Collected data
----

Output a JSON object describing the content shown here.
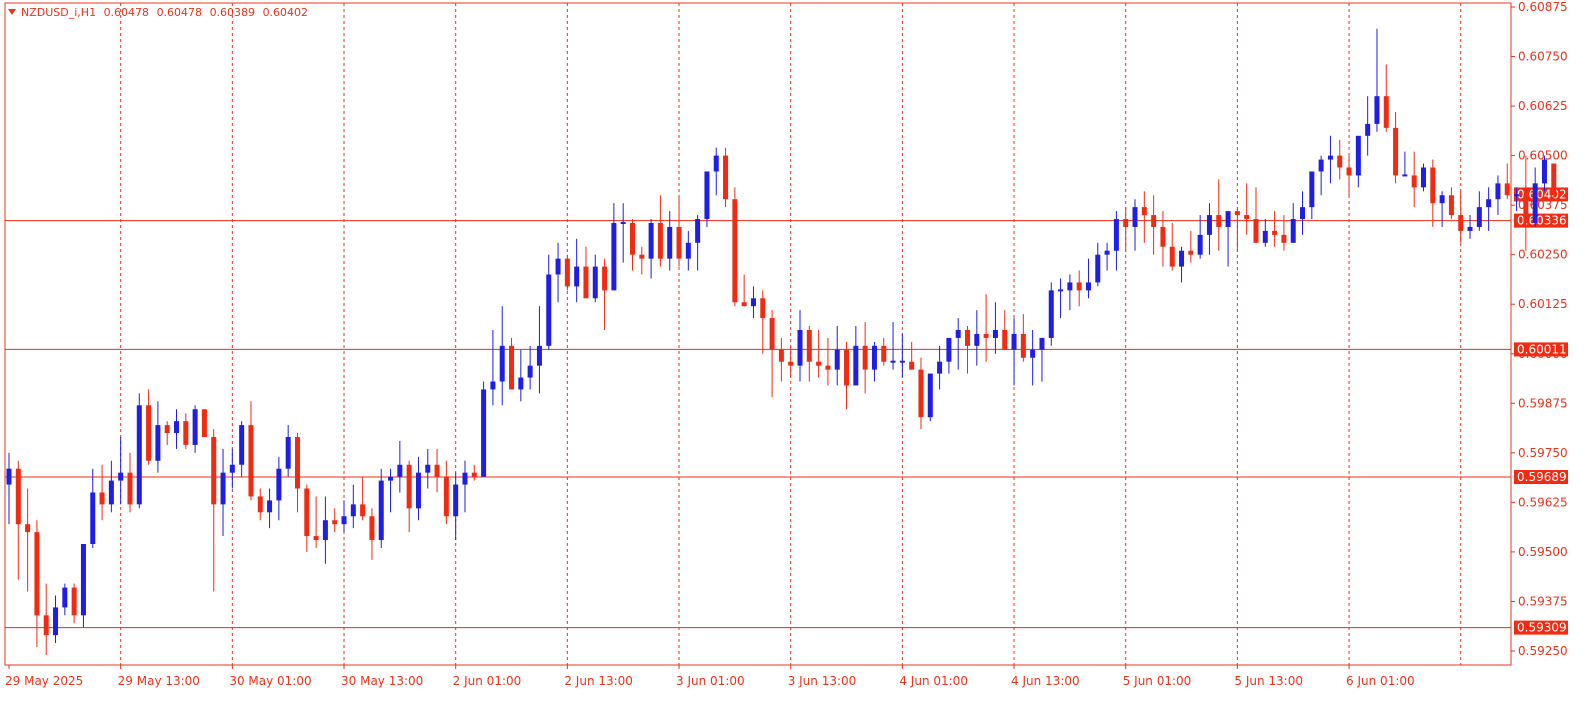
{
  "header": {
    "symbol": "NZDUSD_i,H1",
    "open": "0.60478",
    "high": "0.60478",
    "low": "0.60389",
    "close": "0.60402"
  },
  "colors": {
    "axis": "#e8341c",
    "grid": "#e8341c",
    "bull": "#1e1ee6",
    "bear": "#f22a12",
    "wick_bull": "#1e1ee6",
    "wick_bear": "#f22a12",
    "current": "#22cc22",
    "level_label_bg": "#f22a12",
    "level_label_text": "#ffffff"
  },
  "chart_data": {
    "type": "candlestick",
    "title": "NZDUSD_i,H1",
    "ylim": [
      0.5919,
      0.6089
    ],
    "y_ticks": [
      "0.60875",
      "0.60750",
      "0.60625",
      "0.60500",
      "0.60375",
      "0.60250",
      "0.60125",
      "0.60000",
      "0.59875",
      "0.59750",
      "0.59625",
      "0.59500",
      "0.59375",
      "0.59250"
    ],
    "x_ticks": [
      "29 May 2025",
      "29 May 13:00",
      "30 May 01:00",
      "30 May 13:00",
      "2 Jun 01:00",
      "2 Jun 13:00",
      "3 Jun 01:00",
      "3 Jun 13:00",
      "4 Jun 01:00",
      "4 Jun 13:00",
      "5 Jun 01:00",
      "5 Jun 13:00",
      "6 Jun 01:00"
    ],
    "x_tick_index": [
      0,
      12,
      24,
      36,
      48,
      60,
      72,
      84,
      96,
      108,
      120,
      132,
      144
    ],
    "horizontal_levels": [
      {
        "value": 0.60336,
        "label": "0.60336"
      },
      {
        "value": 0.60011,
        "label": "0.60011"
      },
      {
        "value": 0.59689,
        "label": "0.59689"
      },
      {
        "value": 0.59309,
        "label": "0.59309"
      }
    ],
    "current_price": {
      "value": 0.60402,
      "label": "0.60402"
    },
    "grid": "vertical dotted",
    "ohlc": [
      [
        0.5967,
        0.5975,
        0.5957,
        0.5971
      ],
      [
        0.5971,
        0.5973,
        0.5943,
        0.5957
      ],
      [
        0.5957,
        0.5966,
        0.594,
        0.5955
      ],
      [
        0.5955,
        0.5958,
        0.5926,
        0.5934
      ],
      [
        0.5934,
        0.5942,
        0.5924,
        0.5929
      ],
      [
        0.5929,
        0.5939,
        0.5927,
        0.5936
      ],
      [
        0.5936,
        0.5942,
        0.5934,
        0.5941
      ],
      [
        0.5941,
        0.5942,
        0.5932,
        0.5934
      ],
      [
        0.5934,
        0.5951,
        0.5931,
        0.5952
      ],
      [
        0.5952,
        0.5971,
        0.5951,
        0.5965
      ],
      [
        0.5965,
        0.5972,
        0.5958,
        0.5962
      ],
      [
        0.5962,
        0.5973,
        0.596,
        0.5968
      ],
      [
        0.5968,
        0.5979,
        0.5962,
        0.597
      ],
      [
        0.597,
        0.5975,
        0.596,
        0.5962
      ],
      [
        0.5962,
        0.599,
        0.5961,
        0.5987
      ],
      [
        0.5987,
        0.5991,
        0.5972,
        0.5973
      ],
      [
        0.5973,
        0.5988,
        0.597,
        0.5982
      ],
      [
        0.5982,
        0.5983,
        0.5977,
        0.598
      ],
      [
        0.598,
        0.5986,
        0.5976,
        0.5983
      ],
      [
        0.5983,
        0.5985,
        0.5976,
        0.5977
      ],
      [
        0.5977,
        0.5987,
        0.5975,
        0.5986
      ],
      [
        0.5986,
        0.5986,
        0.5979,
        0.5979
      ],
      [
        0.5979,
        0.5981,
        0.594,
        0.5962
      ],
      [
        0.5962,
        0.5976,
        0.5954,
        0.597
      ],
      [
        0.597,
        0.5976,
        0.5966,
        0.5972
      ],
      [
        0.5972,
        0.5983,
        0.5969,
        0.5982
      ],
      [
        0.5982,
        0.5988,
        0.5963,
        0.5964
      ],
      [
        0.5964,
        0.5966,
        0.5958,
        0.596
      ],
      [
        0.596,
        0.5966,
        0.5956,
        0.5963
      ],
      [
        0.5963,
        0.5974,
        0.5958,
        0.5971
      ],
      [
        0.5971,
        0.5982,
        0.5969,
        0.5979
      ],
      [
        0.5979,
        0.598,
        0.596,
        0.5966
      ],
      [
        0.5966,
        0.5967,
        0.595,
        0.5954
      ],
      [
        0.5954,
        0.5964,
        0.5951,
        0.5953
      ],
      [
        0.5953,
        0.5964,
        0.5947,
        0.5958
      ],
      [
        0.5958,
        0.5961,
        0.5955,
        0.5957
      ],
      [
        0.5957,
        0.5963,
        0.5955,
        0.5959
      ],
      [
        0.5959,
        0.5967,
        0.5956,
        0.5962
      ],
      [
        0.5962,
        0.5969,
        0.5958,
        0.5959
      ],
      [
        0.5959,
        0.5961,
        0.5948,
        0.5953
      ],
      [
        0.5953,
        0.5971,
        0.5951,
        0.5968
      ],
      [
        0.5968,
        0.5971,
        0.596,
        0.5969
      ],
      [
        0.5969,
        0.5978,
        0.5965,
        0.5972
      ],
      [
        0.5972,
        0.5973,
        0.5955,
        0.5961
      ],
      [
        0.5961,
        0.5974,
        0.5958,
        0.597
      ],
      [
        0.597,
        0.5976,
        0.5966,
        0.5972
      ],
      [
        0.5972,
        0.5976,
        0.5965,
        0.5969
      ],
      [
        0.5969,
        0.5973,
        0.5957,
        0.5959
      ],
      [
        0.5959,
        0.597,
        0.5953,
        0.5967
      ],
      [
        0.5967,
        0.5973,
        0.596,
        0.597
      ],
      [
        0.597,
        0.5972,
        0.5968,
        0.5969
      ],
      [
        0.5969,
        0.5993,
        0.5969,
        0.5991
      ],
      [
        0.5991,
        0.6006,
        0.5987,
        0.5993
      ],
      [
        0.5993,
        0.6012,
        0.5987,
        0.6002
      ],
      [
        0.6002,
        0.6004,
        0.5991,
        0.5991
      ],
      [
        0.5991,
        0.6001,
        0.5988,
        0.5994
      ],
      [
        0.5994,
        0.6002,
        0.5991,
        0.5997
      ],
      [
        0.5997,
        0.6012,
        0.599,
        0.6002
      ],
      [
        0.6002,
        0.6025,
        0.6001,
        0.602
      ],
      [
        0.602,
        0.6028,
        0.6013,
        0.6024
      ],
      [
        0.6024,
        0.6025,
        0.6016,
        0.6017
      ],
      [
        0.6017,
        0.6029,
        0.6013,
        0.6022
      ],
      [
        0.6022,
        0.6027,
        0.6015,
        0.6014
      ],
      [
        0.6014,
        0.6025,
        0.6013,
        0.6022
      ],
      [
        0.6022,
        0.6024,
        0.6006,
        0.6016
      ],
      [
        0.6016,
        0.6038,
        0.6016,
        0.6033
      ],
      [
        0.6033,
        0.6038,
        0.6023,
        0.6033
      ],
      [
        0.6033,
        0.6034,
        0.6021,
        0.6025
      ],
      [
        0.6025,
        0.6027,
        0.602,
        0.6024
      ],
      [
        0.6024,
        0.6034,
        0.6019,
        0.6033
      ],
      [
        0.6033,
        0.604,
        0.6022,
        0.6024
      ],
      [
        0.6024,
        0.6036,
        0.6021,
        0.6032
      ],
      [
        0.6032,
        0.604,
        0.6022,
        0.6024
      ],
      [
        0.6024,
        0.6031,
        0.6021,
        0.6028
      ],
      [
        0.6028,
        0.6035,
        0.6021,
        0.6034
      ],
      [
        0.6034,
        0.6046,
        0.6032,
        0.6046
      ],
      [
        0.6046,
        0.6052,
        0.604,
        0.605
      ],
      [
        0.605,
        0.6052,
        0.6037,
        0.6039
      ],
      [
        0.6039,
        0.6042,
        0.6012,
        0.6013
      ],
      [
        0.6013,
        0.602,
        0.6012,
        0.6012
      ],
      [
        0.6012,
        0.6017,
        0.6009,
        0.6014
      ],
      [
        0.6014,
        0.6016,
        0.6,
        0.6009
      ],
      [
        0.6009,
        0.6011,
        0.5989,
        0.6001
      ],
      [
        0.6001,
        0.6004,
        0.5993,
        0.5998
      ],
      [
        0.5998,
        0.6002,
        0.5994,
        0.5997
      ],
      [
        0.5997,
        0.6011,
        0.5993,
        0.6006
      ],
      [
        0.6006,
        0.6007,
        0.5993,
        0.5998
      ],
      [
        0.5998,
        0.6006,
        0.5994,
        0.5997
      ],
      [
        0.5997,
        0.6004,
        0.5992,
        0.5996
      ],
      [
        0.5996,
        0.6007,
        0.5992,
        0.6001
      ],
      [
        0.6001,
        0.6003,
        0.5986,
        0.5992
      ],
      [
        0.5992,
        0.6007,
        0.5992,
        0.6002
      ],
      [
        0.6002,
        0.6008,
        0.599,
        0.5996
      ],
      [
        0.5996,
        0.6003,
        0.5993,
        0.6002
      ],
      [
        0.6002,
        0.6004,
        0.5997,
        0.5998
      ],
      [
        0.5998,
        0.6008,
        0.5996,
        0.5998
      ],
      [
        0.5998,
        0.6005,
        0.5994,
        0.5998
      ],
      [
        0.5998,
        0.6003,
        0.5996,
        0.5996
      ],
      [
        0.5996,
        0.5999,
        0.5981,
        0.5984
      ],
      [
        0.5984,
        0.5995,
        0.5983,
        0.5995
      ],
      [
        0.5995,
        0.6002,
        0.5991,
        0.5998
      ],
      [
        0.5998,
        0.6003,
        0.5995,
        0.6004
      ],
      [
        0.6004,
        0.6009,
        0.5996,
        0.6006
      ],
      [
        0.6006,
        0.6007,
        0.5995,
        0.6002
      ],
      [
        0.6002,
        0.6011,
        0.5997,
        0.6005
      ],
      [
        0.6005,
        0.6015,
        0.5998,
        0.6004
      ],
      [
        0.6004,
        0.6013,
        0.6,
        0.6006
      ],
      [
        0.6006,
        0.6011,
        0.6001,
        0.6001
      ],
      [
        0.6001,
        0.6009,
        0.5992,
        0.6005
      ],
      [
        0.6005,
        0.601,
        0.5998,
        0.5999
      ],
      [
        0.5999,
        0.6006,
        0.5992,
        0.6001
      ],
      [
        0.6001,
        0.6004,
        0.5993,
        0.6004
      ],
      [
        0.6004,
        0.6018,
        0.6002,
        0.6016
      ],
      [
        0.6016,
        0.6019,
        0.6009,
        0.6016
      ],
      [
        0.6016,
        0.602,
        0.6011,
        0.6018
      ],
      [
        0.6018,
        0.6021,
        0.6012,
        0.6016
      ],
      [
        0.6016,
        0.6024,
        0.6014,
        0.6018
      ],
      [
        0.6018,
        0.6028,
        0.6017,
        0.6025
      ],
      [
        0.6025,
        0.6028,
        0.6021,
        0.6026
      ],
      [
        0.6026,
        0.6036,
        0.6021,
        0.6034
      ],
      [
        0.6034,
        0.6037,
        0.6026,
        0.6032
      ],
      [
        0.6032,
        0.6039,
        0.6026,
        0.6037
      ],
      [
        0.6037,
        0.6041,
        0.6028,
        0.6035
      ],
      [
        0.6035,
        0.604,
        0.6025,
        0.6032
      ],
      [
        0.6032,
        0.6036,
        0.6022,
        0.6027
      ],
      [
        0.6027,
        0.6033,
        0.6021,
        0.6022
      ],
      [
        0.6022,
        0.6027,
        0.6018,
        0.6026
      ],
      [
        0.6026,
        0.6031,
        0.6023,
        0.6025
      ],
      [
        0.6025,
        0.6035,
        0.6024,
        0.603
      ],
      [
        0.603,
        0.6038,
        0.6025,
        0.6035
      ],
      [
        0.6035,
        0.6044,
        0.6026,
        0.6032
      ],
      [
        0.6032,
        0.6036,
        0.6022,
        0.6036
      ],
      [
        0.6036,
        0.6037,
        0.6026,
        0.6035
      ],
      [
        0.6035,
        0.6043,
        0.603,
        0.6034
      ],
      [
        0.6034,
        0.6042,
        0.6028,
        0.6028
      ],
      [
        0.6028,
        0.6034,
        0.6027,
        0.6031
      ],
      [
        0.6031,
        0.6036,
        0.6027,
        0.603
      ],
      [
        0.603,
        0.6035,
        0.6026,
        0.6028
      ],
      [
        0.6028,
        0.6038,
        0.6028,
        0.6034
      ],
      [
        0.6034,
        0.6041,
        0.603,
        0.6037
      ],
      [
        0.6037,
        0.6046,
        0.6034,
        0.6046
      ],
      [
        0.6046,
        0.605,
        0.604,
        0.6049
      ],
      [
        0.6049,
        0.6055,
        0.6043,
        0.605
      ],
      [
        0.605,
        0.6054,
        0.6044,
        0.6047
      ],
      [
        0.6047,
        0.605,
        0.604,
        0.6045
      ],
      [
        0.6045,
        0.6054,
        0.6042,
        0.6055
      ],
      [
        0.6055,
        0.6065,
        0.605,
        0.6058
      ],
      [
        0.6058,
        0.6082,
        0.6056,
        0.6065
      ],
      [
        0.6065,
        0.6073,
        0.6056,
        0.6057
      ],
      [
        0.6057,
        0.6061,
        0.6043,
        0.6045
      ],
      [
        0.6045,
        0.6051,
        0.6045,
        0.6045
      ],
      [
        0.6045,
        0.6051,
        0.6037,
        0.6042
      ],
      [
        0.6042,
        0.6048,
        0.6041,
        0.6047
      ],
      [
        0.6047,
        0.6049,
        0.6032,
        0.6038
      ],
      [
        0.6038,
        0.6041,
        0.6032,
        0.604
      ],
      [
        0.604,
        0.6042,
        0.6034,
        0.6035
      ],
      [
        0.6035,
        0.6041,
        0.6028,
        0.6031
      ],
      [
        0.6031,
        0.6035,
        0.6029,
        0.6032
      ],
      [
        0.6032,
        0.6041,
        0.6031,
        0.6037
      ],
      [
        0.6037,
        0.6042,
        0.6031,
        0.6039
      ],
      [
        0.6039,
        0.6045,
        0.6035,
        0.6043
      ],
      [
        0.6043,
        0.6048,
        0.6039,
        0.604
      ],
      [
        0.604,
        0.6042,
        0.6036,
        0.604
      ],
      [
        0.604,
        0.605,
        0.6026,
        0.6033
      ],
      [
        0.6033,
        0.6047,
        0.6032,
        0.6043
      ],
      [
        0.6043,
        0.605,
        0.6041,
        0.6049
      ],
      [
        0.6048,
        0.6048,
        0.6039,
        0.604
      ]
    ]
  }
}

----

Your instructions: Review the preceding data and report every line that includes the string "value".

Written response:
        "value": 0.60336,
        "value": 0.60011,
        "value": 0.59689,
        "value": 0.59309,
      "value": 0.60402,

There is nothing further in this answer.